» **Written task**
An exact copy of all the data is required, with pictures left out.

[Begin Records for processing]

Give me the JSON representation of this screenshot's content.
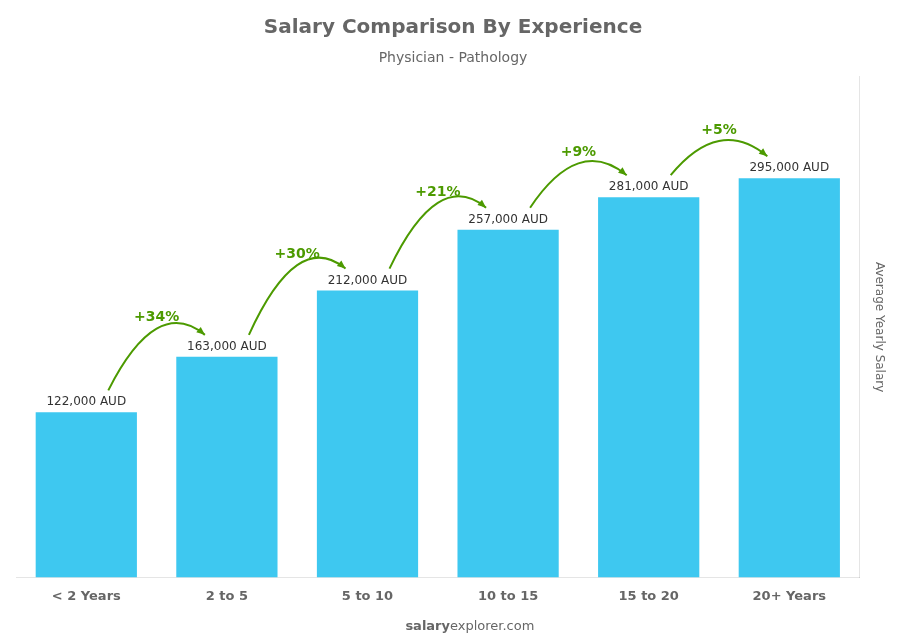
{
  "chart_data": {
    "type": "bar",
    "title": "Salary Comparison By Experience",
    "subtitle": "Physician - Pathology",
    "categories": [
      "< 2 Years",
      "2 to 5",
      "5 to 10",
      "10 to 15",
      "15 to 20",
      "20+ Years"
    ],
    "values": [
      122000,
      163000,
      212000,
      257000,
      281000,
      295000
    ],
    "value_labels": [
      "122,000 AUD",
      "163,000 AUD",
      "212,000 AUD",
      "257,000 AUD",
      "281,000 AUD",
      "295,000 AUD"
    ],
    "data_labels": true,
    "annotations": [
      "+34%",
      "+30%",
      "+21%",
      "+9%",
      "+5%"
    ],
    "ylabel": "Average Yearly Salary",
    "footer": [
      "salary",
      "explorer.com"
    ],
    "color": "#3ec8f0",
    "ylim": [
      0,
      370000
    ],
    "grid": false,
    "tick_labels": "x"
  }
}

[End Records for processing]

» **Complete output**
Give me the JSON representation of this screenshot's content.
{
  "chart_data": {
    "type": "bar",
    "title": "Salary Comparison By Experience",
    "subtitle": "Physician - Pathology",
    "categories": [
      "< 2 Years",
      "2 to 5",
      "5 to 10",
      "10 to 15",
      "15 to 20",
      "20+ Years"
    ],
    "values": [
      122000,
      163000,
      212000,
      257000,
      281000,
      295000
    ],
    "value_labels": [
      "122,000 AUD",
      "163,000 AUD",
      "212,000 AUD",
      "257,000 AUD",
      "281,000 AUD",
      "295,000 AUD"
    ],
    "data_labels": true,
    "annotations": [
      "+34%",
      "+30%",
      "+21%",
      "+9%",
      "+5%"
    ],
    "ylabel": "Average Yearly Salary",
    "footer": [
      "salary",
      "explorer.com"
    ],
    "color": "#3ec8f0",
    "ylim": [
      0,
      370000
    ],
    "grid": false,
    "tick_labels": "x"
  }
}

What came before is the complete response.